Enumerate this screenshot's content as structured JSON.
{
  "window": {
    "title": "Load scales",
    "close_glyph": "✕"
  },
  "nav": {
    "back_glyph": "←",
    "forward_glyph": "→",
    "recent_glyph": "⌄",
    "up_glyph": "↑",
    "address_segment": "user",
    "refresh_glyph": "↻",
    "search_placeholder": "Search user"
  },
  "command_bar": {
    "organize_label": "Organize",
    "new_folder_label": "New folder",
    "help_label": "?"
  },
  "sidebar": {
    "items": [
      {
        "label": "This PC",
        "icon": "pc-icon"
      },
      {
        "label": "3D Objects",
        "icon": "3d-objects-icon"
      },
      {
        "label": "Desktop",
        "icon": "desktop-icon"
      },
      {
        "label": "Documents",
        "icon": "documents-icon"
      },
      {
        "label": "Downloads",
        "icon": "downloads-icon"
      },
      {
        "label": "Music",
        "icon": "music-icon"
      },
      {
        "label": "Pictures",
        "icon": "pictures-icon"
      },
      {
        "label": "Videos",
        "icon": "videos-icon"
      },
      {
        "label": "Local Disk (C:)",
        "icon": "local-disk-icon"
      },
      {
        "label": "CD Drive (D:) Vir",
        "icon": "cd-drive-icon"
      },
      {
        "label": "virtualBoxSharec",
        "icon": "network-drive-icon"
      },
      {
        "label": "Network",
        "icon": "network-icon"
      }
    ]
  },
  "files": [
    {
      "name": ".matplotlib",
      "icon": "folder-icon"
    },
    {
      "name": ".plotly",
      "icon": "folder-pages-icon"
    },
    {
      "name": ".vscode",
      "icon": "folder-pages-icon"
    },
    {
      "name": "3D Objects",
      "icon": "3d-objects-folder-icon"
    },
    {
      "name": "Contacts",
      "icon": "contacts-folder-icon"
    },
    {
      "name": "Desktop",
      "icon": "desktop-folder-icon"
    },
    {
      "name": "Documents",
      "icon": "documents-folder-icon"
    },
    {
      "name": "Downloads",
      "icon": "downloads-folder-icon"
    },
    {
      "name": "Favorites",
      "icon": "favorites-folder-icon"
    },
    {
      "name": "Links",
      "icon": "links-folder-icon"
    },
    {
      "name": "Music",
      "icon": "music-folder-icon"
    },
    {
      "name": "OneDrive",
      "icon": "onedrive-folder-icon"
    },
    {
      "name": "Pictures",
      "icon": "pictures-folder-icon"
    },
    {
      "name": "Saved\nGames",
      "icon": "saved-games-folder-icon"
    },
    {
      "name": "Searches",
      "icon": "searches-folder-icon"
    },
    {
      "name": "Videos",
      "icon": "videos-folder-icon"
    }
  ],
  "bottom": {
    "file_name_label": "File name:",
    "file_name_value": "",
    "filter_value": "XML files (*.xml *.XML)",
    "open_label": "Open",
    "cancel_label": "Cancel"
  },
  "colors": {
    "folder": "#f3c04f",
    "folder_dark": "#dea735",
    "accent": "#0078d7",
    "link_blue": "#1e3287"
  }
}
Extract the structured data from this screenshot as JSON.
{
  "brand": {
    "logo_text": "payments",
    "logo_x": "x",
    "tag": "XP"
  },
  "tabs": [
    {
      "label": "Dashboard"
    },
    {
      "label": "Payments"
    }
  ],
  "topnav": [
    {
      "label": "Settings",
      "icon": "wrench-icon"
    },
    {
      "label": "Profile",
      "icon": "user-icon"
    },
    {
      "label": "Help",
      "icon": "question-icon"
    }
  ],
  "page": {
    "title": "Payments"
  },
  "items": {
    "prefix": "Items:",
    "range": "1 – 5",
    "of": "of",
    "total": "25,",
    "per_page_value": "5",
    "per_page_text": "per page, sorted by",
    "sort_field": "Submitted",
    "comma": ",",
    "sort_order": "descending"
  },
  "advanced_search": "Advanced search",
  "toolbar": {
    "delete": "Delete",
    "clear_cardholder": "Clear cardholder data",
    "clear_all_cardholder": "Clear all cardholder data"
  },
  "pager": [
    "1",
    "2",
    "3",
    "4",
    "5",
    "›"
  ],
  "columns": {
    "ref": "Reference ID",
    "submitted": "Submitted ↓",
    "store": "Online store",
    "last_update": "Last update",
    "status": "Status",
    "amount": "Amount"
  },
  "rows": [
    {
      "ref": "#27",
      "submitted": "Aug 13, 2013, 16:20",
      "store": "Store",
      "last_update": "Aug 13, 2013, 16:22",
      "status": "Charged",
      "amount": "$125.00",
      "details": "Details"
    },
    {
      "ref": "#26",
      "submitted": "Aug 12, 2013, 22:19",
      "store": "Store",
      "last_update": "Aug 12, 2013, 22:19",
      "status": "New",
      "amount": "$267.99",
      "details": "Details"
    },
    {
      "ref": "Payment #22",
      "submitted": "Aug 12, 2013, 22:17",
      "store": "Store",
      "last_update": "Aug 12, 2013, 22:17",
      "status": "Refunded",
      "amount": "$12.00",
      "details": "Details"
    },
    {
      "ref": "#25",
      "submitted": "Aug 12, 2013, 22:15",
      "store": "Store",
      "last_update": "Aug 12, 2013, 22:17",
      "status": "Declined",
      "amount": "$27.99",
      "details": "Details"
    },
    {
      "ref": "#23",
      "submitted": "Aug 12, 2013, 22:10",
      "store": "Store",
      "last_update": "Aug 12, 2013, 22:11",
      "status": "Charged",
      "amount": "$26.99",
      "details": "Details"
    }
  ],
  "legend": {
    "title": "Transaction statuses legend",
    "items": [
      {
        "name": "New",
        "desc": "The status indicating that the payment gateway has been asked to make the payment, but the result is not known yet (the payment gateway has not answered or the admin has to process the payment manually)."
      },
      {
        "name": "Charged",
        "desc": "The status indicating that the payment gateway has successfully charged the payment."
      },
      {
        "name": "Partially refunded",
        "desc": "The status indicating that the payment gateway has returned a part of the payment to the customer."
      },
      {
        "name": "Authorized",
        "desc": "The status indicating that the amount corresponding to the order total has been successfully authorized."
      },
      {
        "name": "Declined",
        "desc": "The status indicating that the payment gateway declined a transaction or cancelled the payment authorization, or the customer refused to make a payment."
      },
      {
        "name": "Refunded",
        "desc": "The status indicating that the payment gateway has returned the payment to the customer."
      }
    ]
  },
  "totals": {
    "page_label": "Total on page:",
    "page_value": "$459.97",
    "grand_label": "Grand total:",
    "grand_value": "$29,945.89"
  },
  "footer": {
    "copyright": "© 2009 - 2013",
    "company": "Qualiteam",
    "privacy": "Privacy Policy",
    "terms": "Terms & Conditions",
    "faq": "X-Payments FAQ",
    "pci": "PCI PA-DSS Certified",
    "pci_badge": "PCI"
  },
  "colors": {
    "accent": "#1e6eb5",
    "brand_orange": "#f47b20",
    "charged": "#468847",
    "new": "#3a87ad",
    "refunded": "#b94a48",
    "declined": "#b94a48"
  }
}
######
# Do this
From the listing above, pick out each line where the word "user" appears.

# Result for this exercise
    "address_segment": "user",
    "search_placeholder": "Search user"
      "icon": "user-icon"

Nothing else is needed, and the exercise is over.